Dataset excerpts
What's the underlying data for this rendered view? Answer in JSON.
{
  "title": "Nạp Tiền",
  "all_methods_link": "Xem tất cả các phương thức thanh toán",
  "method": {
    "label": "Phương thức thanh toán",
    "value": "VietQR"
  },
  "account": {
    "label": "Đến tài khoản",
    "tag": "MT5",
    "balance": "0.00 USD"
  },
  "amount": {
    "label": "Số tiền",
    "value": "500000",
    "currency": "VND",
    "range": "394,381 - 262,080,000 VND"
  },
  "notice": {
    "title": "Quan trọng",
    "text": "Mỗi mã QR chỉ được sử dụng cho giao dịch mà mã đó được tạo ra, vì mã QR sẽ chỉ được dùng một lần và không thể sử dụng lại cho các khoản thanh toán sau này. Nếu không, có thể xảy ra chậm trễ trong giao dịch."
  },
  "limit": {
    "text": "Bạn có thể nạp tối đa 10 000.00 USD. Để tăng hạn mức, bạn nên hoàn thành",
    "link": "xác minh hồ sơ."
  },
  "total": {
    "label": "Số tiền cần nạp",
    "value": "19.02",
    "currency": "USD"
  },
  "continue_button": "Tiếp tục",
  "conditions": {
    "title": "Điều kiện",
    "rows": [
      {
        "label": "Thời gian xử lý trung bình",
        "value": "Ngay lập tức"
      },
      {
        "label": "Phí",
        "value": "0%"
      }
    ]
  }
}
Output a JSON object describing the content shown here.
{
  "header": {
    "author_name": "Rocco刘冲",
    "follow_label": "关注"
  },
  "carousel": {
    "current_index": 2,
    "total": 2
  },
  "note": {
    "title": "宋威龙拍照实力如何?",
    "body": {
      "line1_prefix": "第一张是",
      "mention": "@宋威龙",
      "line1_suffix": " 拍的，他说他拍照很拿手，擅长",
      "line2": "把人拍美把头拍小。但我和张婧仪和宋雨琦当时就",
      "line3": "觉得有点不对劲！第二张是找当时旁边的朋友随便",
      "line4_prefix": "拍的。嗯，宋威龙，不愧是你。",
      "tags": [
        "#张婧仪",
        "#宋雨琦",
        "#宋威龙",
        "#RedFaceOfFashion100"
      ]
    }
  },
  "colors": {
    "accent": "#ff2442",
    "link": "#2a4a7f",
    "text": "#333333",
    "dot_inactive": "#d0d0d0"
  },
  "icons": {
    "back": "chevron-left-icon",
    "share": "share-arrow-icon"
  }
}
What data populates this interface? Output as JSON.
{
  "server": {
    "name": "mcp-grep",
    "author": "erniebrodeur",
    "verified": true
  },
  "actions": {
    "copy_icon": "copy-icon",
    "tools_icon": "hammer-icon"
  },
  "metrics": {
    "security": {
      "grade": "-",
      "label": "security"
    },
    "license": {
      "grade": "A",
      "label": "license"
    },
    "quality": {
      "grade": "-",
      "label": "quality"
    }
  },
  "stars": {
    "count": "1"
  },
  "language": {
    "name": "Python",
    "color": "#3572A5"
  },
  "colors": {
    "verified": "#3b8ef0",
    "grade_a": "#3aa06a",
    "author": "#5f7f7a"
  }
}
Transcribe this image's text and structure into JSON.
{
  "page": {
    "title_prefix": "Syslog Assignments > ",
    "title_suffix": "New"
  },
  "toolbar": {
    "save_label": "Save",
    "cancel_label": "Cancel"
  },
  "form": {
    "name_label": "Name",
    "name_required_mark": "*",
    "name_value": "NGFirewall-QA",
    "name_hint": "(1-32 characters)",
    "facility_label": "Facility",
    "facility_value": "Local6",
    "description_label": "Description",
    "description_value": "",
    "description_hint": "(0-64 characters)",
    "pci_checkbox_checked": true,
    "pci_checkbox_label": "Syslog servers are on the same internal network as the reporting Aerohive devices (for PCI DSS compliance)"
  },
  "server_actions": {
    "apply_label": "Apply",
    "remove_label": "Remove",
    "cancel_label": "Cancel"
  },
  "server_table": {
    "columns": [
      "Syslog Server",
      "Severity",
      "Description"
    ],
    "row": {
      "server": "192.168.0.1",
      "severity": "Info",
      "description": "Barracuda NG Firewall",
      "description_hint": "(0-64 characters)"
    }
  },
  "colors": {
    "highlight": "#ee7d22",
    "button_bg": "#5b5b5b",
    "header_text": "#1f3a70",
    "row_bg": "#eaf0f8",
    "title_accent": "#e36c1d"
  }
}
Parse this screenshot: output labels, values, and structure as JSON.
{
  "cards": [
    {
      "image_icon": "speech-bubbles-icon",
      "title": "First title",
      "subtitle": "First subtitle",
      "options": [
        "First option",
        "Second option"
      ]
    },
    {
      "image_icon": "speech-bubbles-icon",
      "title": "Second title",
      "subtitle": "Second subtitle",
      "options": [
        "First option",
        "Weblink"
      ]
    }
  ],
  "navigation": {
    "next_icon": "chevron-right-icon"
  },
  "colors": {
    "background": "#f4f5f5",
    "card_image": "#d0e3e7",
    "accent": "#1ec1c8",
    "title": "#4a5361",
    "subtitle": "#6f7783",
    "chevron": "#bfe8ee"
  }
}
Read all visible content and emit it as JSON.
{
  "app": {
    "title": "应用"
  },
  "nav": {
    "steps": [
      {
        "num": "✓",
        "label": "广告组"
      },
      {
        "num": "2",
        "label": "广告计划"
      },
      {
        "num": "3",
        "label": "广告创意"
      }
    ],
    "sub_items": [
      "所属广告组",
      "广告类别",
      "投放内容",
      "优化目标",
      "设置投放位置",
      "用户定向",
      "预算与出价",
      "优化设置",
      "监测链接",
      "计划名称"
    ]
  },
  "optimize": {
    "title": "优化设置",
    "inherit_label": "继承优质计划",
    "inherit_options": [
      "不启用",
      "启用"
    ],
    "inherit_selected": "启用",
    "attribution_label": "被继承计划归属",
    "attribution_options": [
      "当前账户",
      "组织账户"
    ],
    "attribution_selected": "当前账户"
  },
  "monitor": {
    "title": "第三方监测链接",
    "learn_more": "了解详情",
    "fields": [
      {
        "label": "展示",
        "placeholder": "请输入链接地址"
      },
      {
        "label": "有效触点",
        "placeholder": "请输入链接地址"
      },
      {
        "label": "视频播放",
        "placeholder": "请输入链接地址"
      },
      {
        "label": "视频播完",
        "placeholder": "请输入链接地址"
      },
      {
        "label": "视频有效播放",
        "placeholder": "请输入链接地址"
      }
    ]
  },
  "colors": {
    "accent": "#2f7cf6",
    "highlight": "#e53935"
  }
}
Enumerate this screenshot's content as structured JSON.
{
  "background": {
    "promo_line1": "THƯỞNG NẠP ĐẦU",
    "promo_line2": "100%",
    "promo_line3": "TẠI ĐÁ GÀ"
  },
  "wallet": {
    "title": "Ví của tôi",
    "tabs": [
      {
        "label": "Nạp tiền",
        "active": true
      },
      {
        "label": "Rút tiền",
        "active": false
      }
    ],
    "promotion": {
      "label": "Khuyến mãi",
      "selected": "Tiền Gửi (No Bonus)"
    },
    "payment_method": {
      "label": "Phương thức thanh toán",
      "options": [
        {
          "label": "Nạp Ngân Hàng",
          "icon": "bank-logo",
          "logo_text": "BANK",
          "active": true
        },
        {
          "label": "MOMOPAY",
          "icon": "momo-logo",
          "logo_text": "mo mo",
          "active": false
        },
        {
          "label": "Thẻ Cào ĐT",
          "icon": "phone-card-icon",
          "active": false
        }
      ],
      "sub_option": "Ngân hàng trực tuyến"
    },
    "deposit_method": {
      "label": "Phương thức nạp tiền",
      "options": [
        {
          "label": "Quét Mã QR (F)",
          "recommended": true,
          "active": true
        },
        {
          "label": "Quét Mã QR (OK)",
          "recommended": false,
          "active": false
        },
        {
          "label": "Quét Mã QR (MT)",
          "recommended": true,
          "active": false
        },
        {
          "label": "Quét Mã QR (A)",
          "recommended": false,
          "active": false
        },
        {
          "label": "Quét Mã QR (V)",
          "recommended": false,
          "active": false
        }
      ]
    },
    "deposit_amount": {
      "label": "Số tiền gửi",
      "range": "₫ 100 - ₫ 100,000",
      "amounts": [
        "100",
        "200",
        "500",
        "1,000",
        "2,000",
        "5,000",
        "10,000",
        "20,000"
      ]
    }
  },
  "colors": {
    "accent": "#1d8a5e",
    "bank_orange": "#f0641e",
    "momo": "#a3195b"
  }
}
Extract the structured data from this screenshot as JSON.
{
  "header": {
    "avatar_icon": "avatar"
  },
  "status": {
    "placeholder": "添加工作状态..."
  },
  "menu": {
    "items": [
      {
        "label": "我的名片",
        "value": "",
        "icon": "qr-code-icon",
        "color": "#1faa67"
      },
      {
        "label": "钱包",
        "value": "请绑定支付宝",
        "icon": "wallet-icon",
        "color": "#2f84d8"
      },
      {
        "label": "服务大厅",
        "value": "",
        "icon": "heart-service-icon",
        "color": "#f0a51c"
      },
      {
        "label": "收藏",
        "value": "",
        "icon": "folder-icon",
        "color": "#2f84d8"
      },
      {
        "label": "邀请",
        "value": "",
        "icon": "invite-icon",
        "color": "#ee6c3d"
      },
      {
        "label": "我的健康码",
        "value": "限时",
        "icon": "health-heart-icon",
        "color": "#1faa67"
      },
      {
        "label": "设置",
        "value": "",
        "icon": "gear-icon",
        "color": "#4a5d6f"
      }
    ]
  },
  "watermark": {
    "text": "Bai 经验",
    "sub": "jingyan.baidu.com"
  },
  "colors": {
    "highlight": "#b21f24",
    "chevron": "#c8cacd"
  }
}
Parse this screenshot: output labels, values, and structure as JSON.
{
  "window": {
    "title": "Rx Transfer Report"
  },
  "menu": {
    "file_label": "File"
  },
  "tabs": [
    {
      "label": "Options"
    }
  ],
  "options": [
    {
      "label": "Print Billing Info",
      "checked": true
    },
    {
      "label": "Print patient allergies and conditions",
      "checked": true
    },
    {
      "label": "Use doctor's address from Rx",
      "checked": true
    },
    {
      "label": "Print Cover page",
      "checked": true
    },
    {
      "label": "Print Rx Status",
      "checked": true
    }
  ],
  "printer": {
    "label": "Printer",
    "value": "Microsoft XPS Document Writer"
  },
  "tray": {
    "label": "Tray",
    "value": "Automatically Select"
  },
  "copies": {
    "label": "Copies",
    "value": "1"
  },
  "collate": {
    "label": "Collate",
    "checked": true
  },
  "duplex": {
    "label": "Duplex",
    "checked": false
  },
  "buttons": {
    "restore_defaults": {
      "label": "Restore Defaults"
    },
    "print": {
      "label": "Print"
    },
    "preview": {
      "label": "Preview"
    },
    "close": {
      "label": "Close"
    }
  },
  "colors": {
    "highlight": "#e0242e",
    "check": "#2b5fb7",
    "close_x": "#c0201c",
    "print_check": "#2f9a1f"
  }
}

#### [Task requirements]
Show every line above in which the word "highlight" occurs.

#### [The reply]
    "highlight": "#ee7d22",
    "highlight": "#e53935"
    "highlight": "#b21f24",
    "highlight": "#e0242e",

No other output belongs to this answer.